### Task details
Working from the listing below, pick each line containing the word "JSON" and copy it.

### Data to process

==*==

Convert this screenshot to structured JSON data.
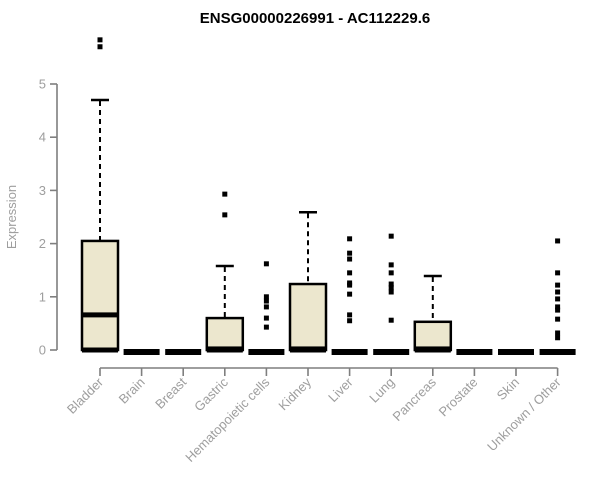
{
  "chart_data": {
    "type": "boxplot",
    "title": "ENSG00000226991 - AC112229.6",
    "ylabel": "Expression",
    "ylim": [
      0,
      5
    ],
    "yticks": [
      0,
      1,
      2,
      3,
      4,
      5
    ],
    "grid": false,
    "legend": "none",
    "categories": [
      "Bladder",
      "Brain",
      "Breast",
      "Gastric",
      "Hematopoietic cells",
      "Kidney",
      "Liver",
      "Lung",
      "Pancreas",
      "Prostate",
      "Skin",
      "Unknown / Other"
    ],
    "series": [
      {
        "label": "Bladder",
        "q1": 0.02,
        "median": 0.66,
        "q3": 2.05,
        "whisker_low": 0,
        "whisker_high": 4.7,
        "outliers": [
          5.83,
          5.7
        ]
      },
      {
        "label": "Brain",
        "q1": 0,
        "median": 0,
        "q3": 0.02,
        "whisker_low": 0,
        "whisker_high": 0.02,
        "outliers": []
      },
      {
        "label": "Breast",
        "q1": 0,
        "median": 0,
        "q3": 0.02,
        "whisker_low": 0,
        "whisker_high": 0.02,
        "outliers": []
      },
      {
        "label": "Gastric",
        "q1": 0,
        "median": 0.02,
        "q3": 0.6,
        "whisker_low": 0,
        "whisker_high": 1.58,
        "outliers": [
          2.93,
          2.54
        ]
      },
      {
        "label": "Hematopoietic cells",
        "q1": 0,
        "median": 0,
        "q3": 0.02,
        "whisker_low": 0,
        "whisker_high": 0.02,
        "outliers": [
          1.62,
          1.0,
          0.92,
          0.81,
          0.6,
          0.43
        ]
      },
      {
        "label": "Kidney",
        "q1": 0,
        "median": 0.02,
        "q3": 1.24,
        "whisker_low": 0,
        "whisker_high": 2.59,
        "outliers": []
      },
      {
        "label": "Liver",
        "q1": 0,
        "median": 0,
        "q3": 0.02,
        "whisker_low": 0,
        "whisker_high": 0.02,
        "outliers": [
          2.09,
          1.82,
          1.71,
          1.45,
          1.26,
          1.22,
          1.05,
          0.66,
          0.55
        ]
      },
      {
        "label": "Lung",
        "q1": 0,
        "median": 0,
        "q3": 0.02,
        "whisker_low": 0,
        "whisker_high": 0.02,
        "outliers": [
          2.14,
          1.6,
          1.45,
          1.24,
          1.17,
          1.09,
          0.56
        ]
      },
      {
        "label": "Pancreas",
        "q1": 0,
        "median": 0.02,
        "q3": 0.53,
        "whisker_low": 0,
        "whisker_high": 1.39,
        "outliers": []
      },
      {
        "label": "Prostate",
        "q1": 0,
        "median": 0,
        "q3": 0.02,
        "whisker_low": 0,
        "whisker_high": 0.02,
        "outliers": []
      },
      {
        "label": "Skin",
        "q1": 0,
        "median": 0,
        "q3": 0.02,
        "whisker_low": 0,
        "whisker_high": 0.02,
        "outliers": []
      },
      {
        "label": "Unknown / Other",
        "q1": 0,
        "median": 0,
        "q3": 0.02,
        "whisker_low": 0,
        "whisker_high": 0.02,
        "outliers": [
          2.05,
          1.45,
          1.22,
          1.09,
          0.96,
          0.81,
          0.75,
          0.58,
          0.32,
          0.23
        ]
      }
    ],
    "colors": {
      "box_fill": "#ECE7CE",
      "box_border": "#000000",
      "median": "#000000",
      "outlier": "#000000",
      "axis_line": "#7f7f7f",
      "axis_text": "#9e9e9e",
      "title_text": "#000000"
    }
  }
}
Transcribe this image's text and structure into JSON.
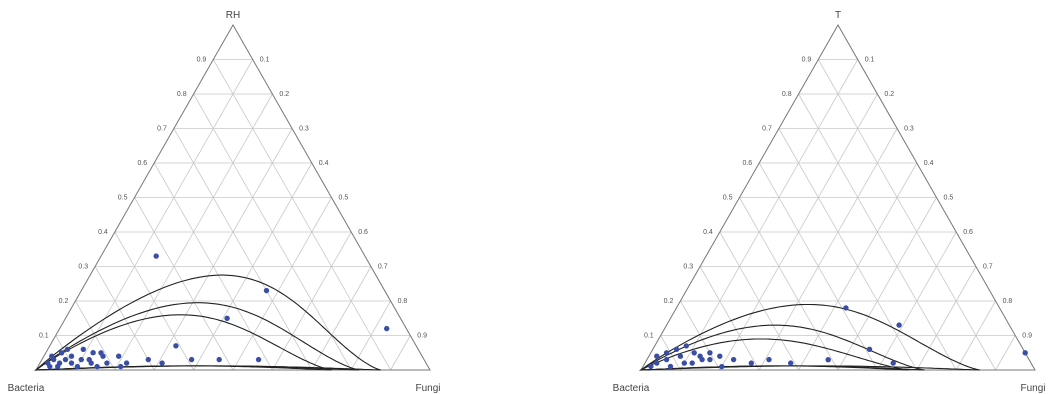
{
  "chart_data": [
    {
      "type": "scatter",
      "subtype": "ternary",
      "vertices": {
        "top": "RH",
        "left": "Bacteria",
        "right": "Fungi"
      },
      "tick_labels": {
        "left_edge": [
          "0.1",
          "0.2",
          "0.3",
          "0.4",
          "0.5",
          "0.6",
          "0.7",
          "0.8",
          "0.9"
        ],
        "right_edge": [
          "0.1",
          "0.2",
          "0.3",
          "0.4",
          "0.5",
          "0.6",
          "0.7",
          "0.8",
          "0.9"
        ]
      },
      "grid": true,
      "point_color": "#3b4ea6",
      "points": [
        {
          "top": 0.33,
          "right": 0.14
        },
        {
          "top": 0.23,
          "right": 0.47
        },
        {
          "top": 0.12,
          "right": 0.83
        },
        {
          "top": 0.15,
          "right": 0.41
        },
        {
          "top": 0.07,
          "right": 0.32
        },
        {
          "top": 0.03,
          "right": 0.55
        },
        {
          "top": 0.03,
          "right": 0.45
        },
        {
          "top": 0.03,
          "right": 0.38
        },
        {
          "top": 0.02,
          "right": 0.31
        },
        {
          "top": 0.03,
          "right": 0.27
        },
        {
          "top": 0.02,
          "right": 0.22
        },
        {
          "top": 0.01,
          "right": 0.21
        },
        {
          "top": 0.04,
          "right": 0.19
        },
        {
          "top": 0.02,
          "right": 0.17
        },
        {
          "top": 0.05,
          "right": 0.12
        },
        {
          "top": 0.03,
          "right": 0.1
        },
        {
          "top": 0.02,
          "right": 0.08
        },
        {
          "top": 0.04,
          "right": 0.07
        },
        {
          "top": 0.06,
          "right": 0.05
        },
        {
          "top": 0.05,
          "right": 0.04
        },
        {
          "top": 0.03,
          "right": 0.03
        },
        {
          "top": 0.02,
          "right": 0.02
        },
        {
          "top": 0.04,
          "right": 0.02
        },
        {
          "top": 0.01,
          "right": 0.05
        },
        {
          "top": 0.01,
          "right": 0.1
        },
        {
          "top": 0.02,
          "right": 0.13
        },
        {
          "top": 0.04,
          "right": 0.15
        },
        {
          "top": 0.03,
          "right": 0.06
        },
        {
          "top": 0.06,
          "right": 0.09
        },
        {
          "top": 0.05,
          "right": 0.14
        },
        {
          "top": 0.02,
          "right": 0.05
        },
        {
          "top": 0.01,
          "right": 0.03
        },
        {
          "top": 0.03,
          "right": 0.12
        },
        {
          "top": 0.01,
          "right": 0.15
        }
      ],
      "contours": [
        {
          "apex_top": 0.275,
          "tip_right": 0.875
        },
        {
          "apex_top": 0.195,
          "tip_right": 0.82
        },
        {
          "apex_top": 0.16,
          "tip_right": 0.75
        }
      ]
    },
    {
      "type": "scatter",
      "subtype": "ternary",
      "vertices": {
        "top": "T",
        "left": "Bacteria",
        "right": "Fungi"
      },
      "tick_labels": {
        "left_edge": [
          "0.1",
          "0.2",
          "0.3",
          "0.4",
          "0.5",
          "0.6",
          "0.7",
          "0.8",
          "0.9"
        ],
        "right_edge": [
          "0.1",
          "0.2",
          "0.3",
          "0.4",
          "0.5",
          "0.6",
          "0.7",
          "0.8",
          "0.9"
        ]
      },
      "grid": true,
      "point_color": "#3b4ea6",
      "points": [
        {
          "top": 0.18,
          "right": 0.43
        },
        {
          "top": 0.13,
          "right": 0.59
        },
        {
          "top": 0.05,
          "right": 0.95
        },
        {
          "top": 0.06,
          "right": 0.55
        },
        {
          "top": 0.02,
          "right": 0.63
        },
        {
          "top": 0.03,
          "right": 0.46
        },
        {
          "top": 0.02,
          "right": 0.37
        },
        {
          "top": 0.03,
          "right": 0.31
        },
        {
          "top": 0.02,
          "right": 0.27
        },
        {
          "top": 0.03,
          "right": 0.22
        },
        {
          "top": 0.01,
          "right": 0.2
        },
        {
          "top": 0.04,
          "right": 0.18
        },
        {
          "top": 0.03,
          "right": 0.14
        },
        {
          "top": 0.05,
          "right": 0.11
        },
        {
          "top": 0.02,
          "right": 0.1
        },
        {
          "top": 0.04,
          "right": 0.08
        },
        {
          "top": 0.06,
          "right": 0.06
        },
        {
          "top": 0.03,
          "right": 0.05
        },
        {
          "top": 0.05,
          "right": 0.04
        },
        {
          "top": 0.02,
          "right": 0.03
        },
        {
          "top": 0.04,
          "right": 0.02
        },
        {
          "top": 0.01,
          "right": 0.07
        },
        {
          "top": 0.02,
          "right": 0.12
        },
        {
          "top": 0.04,
          "right": 0.13
        },
        {
          "top": 0.03,
          "right": 0.16
        },
        {
          "top": 0.01,
          "right": 0.02
        },
        {
          "top": 0.07,
          "right": 0.08
        },
        {
          "top": 0.05,
          "right": 0.15
        }
      ],
      "contours": [
        {
          "apex_top": 0.19,
          "tip_right": 0.86
        },
        {
          "apex_top": 0.13,
          "tip_right": 0.72
        },
        {
          "apex_top": 0.09,
          "tip_right": 0.68
        }
      ]
    }
  ]
}
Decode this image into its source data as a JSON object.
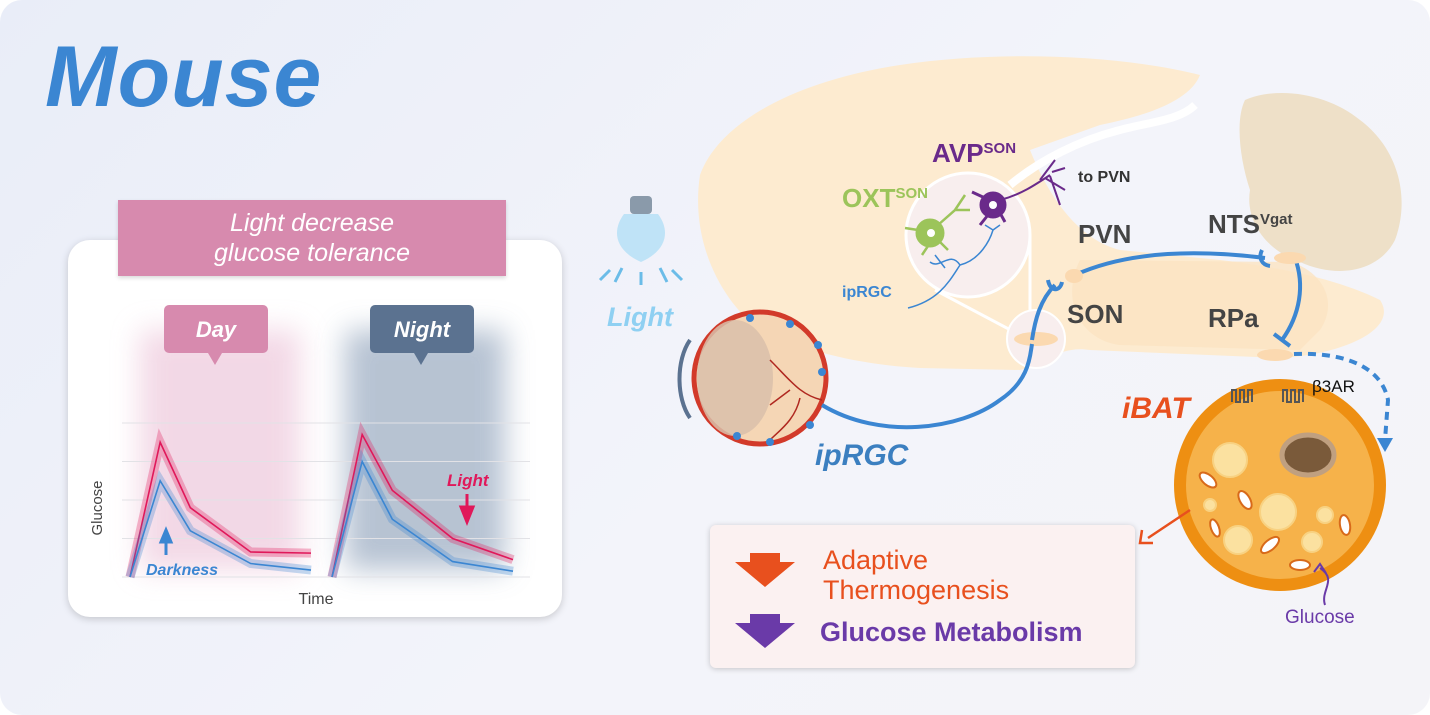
{
  "title": "Mouse",
  "panel": {
    "banner_line1": "Light decrease",
    "banner_line2": "glucose tolerance",
    "day_label": "Day",
    "night_label": "Night",
    "darkness_label": "Darkness",
    "light_label": "Light"
  },
  "chart_data": {
    "type": "line",
    "xlabel": "Time",
    "ylabel": "Glucose",
    "grid": true,
    "panels": [
      {
        "name": "Day",
        "x": [
          0,
          1,
          2,
          4,
          6
        ],
        "series": [
          {
            "name": "Light",
            "color": "#e0185a",
            "values": [
              0,
              3.5,
              1.8,
              0.65,
              0.62
            ]
          },
          {
            "name": "Darkness",
            "color": "#3b86d2",
            "values": [
              0,
              2.5,
              1.2,
              0.35,
              0.18
            ]
          }
        ]
      },
      {
        "name": "Night",
        "x": [
          0,
          1,
          2,
          4,
          6
        ],
        "series": [
          {
            "name": "Light",
            "color": "#e0185a",
            "values": [
              0,
              3.7,
              2.25,
              1.0,
              0.45
            ]
          },
          {
            "name": "Darkness",
            "color": "#3b86d2",
            "values": [
              0,
              3.0,
              1.5,
              0.4,
              0.15
            ]
          }
        ]
      }
    ]
  },
  "diagram": {
    "light_label": "Light",
    "ipRGC_eye_label": "ipRGC",
    "ipRGC_small_label": "ipRGC",
    "avp_label": "AVP",
    "avp_sup": "SON",
    "oxt_label": "OXT",
    "oxt_sup": "SON",
    "to_pvn": "to PVN",
    "pvn": "PVN",
    "son": "SON",
    "nts": "NTS",
    "nts_sup": "Vgat",
    "rpa": "RPa",
    "ibat": "iBAT",
    "b3ar": "β3AR",
    "glucose": "Glucose"
  },
  "result": {
    "item1_line1": "Adaptive",
    "item1_line2": "Thermogenesis",
    "item2": "Glucose Metabolism"
  },
  "colors": {
    "blue": "#3b86d2",
    "pink": "#d78aae",
    "night": "#5b7290",
    "orange": "#e8501e",
    "purple": "#6a3aa8",
    "green": "#9cc45a",
    "brain": "#fdebd0"
  }
}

==*==

### Result
Convert this screenshot to structured JSON data.
Transcribe this image's text and structure into JSON.
Decode this image into its source data as a JSON object.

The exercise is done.